[START OF TASK INPUTS]

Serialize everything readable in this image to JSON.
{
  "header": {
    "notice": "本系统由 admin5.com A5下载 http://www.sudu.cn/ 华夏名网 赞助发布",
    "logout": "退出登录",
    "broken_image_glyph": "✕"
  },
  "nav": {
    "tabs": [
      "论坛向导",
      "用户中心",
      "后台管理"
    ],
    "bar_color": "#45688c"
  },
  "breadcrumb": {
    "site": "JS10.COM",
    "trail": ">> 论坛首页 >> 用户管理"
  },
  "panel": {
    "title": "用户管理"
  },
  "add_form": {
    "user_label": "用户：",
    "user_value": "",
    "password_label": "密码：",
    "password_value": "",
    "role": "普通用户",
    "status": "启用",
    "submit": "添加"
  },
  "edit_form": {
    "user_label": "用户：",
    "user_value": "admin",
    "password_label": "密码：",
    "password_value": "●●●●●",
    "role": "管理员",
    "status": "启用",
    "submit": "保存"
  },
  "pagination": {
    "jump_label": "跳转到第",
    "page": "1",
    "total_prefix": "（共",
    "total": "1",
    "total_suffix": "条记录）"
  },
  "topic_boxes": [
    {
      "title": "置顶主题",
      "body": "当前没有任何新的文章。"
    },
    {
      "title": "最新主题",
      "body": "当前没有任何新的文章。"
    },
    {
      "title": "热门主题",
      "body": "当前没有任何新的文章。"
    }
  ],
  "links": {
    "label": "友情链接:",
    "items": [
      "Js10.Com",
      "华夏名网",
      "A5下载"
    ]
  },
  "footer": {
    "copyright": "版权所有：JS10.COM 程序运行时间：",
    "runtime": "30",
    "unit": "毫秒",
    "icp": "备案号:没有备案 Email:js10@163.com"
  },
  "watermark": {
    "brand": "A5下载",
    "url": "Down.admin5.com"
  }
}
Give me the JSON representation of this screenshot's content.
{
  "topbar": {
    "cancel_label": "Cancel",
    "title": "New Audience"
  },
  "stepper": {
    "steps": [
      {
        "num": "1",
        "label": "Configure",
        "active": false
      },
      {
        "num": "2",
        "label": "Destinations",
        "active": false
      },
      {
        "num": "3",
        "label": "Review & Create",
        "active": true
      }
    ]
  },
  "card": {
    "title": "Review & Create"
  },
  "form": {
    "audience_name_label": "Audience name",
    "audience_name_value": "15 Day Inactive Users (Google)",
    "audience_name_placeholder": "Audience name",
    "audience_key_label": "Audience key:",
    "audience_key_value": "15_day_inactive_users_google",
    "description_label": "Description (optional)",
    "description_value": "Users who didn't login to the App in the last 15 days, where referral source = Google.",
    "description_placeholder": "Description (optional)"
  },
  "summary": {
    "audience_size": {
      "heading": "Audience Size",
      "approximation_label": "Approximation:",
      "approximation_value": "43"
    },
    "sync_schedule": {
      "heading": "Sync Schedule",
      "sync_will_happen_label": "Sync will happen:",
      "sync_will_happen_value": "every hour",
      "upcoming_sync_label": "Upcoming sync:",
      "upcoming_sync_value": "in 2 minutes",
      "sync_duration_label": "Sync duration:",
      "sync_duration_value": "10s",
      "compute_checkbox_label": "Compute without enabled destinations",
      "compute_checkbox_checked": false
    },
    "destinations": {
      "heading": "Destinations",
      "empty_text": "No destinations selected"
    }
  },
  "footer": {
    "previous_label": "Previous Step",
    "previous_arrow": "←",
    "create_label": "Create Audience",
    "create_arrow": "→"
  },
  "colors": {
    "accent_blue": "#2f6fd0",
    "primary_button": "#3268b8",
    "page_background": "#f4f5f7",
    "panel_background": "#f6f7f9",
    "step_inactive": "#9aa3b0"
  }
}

[END OF TASK INPUTS]

» **TO BE DONE**: In the records above, find each line with the word "Review" and copy it.

» **ANSWER BELOW**:
        "label": "Review & Create",
    "title": "Review & Create"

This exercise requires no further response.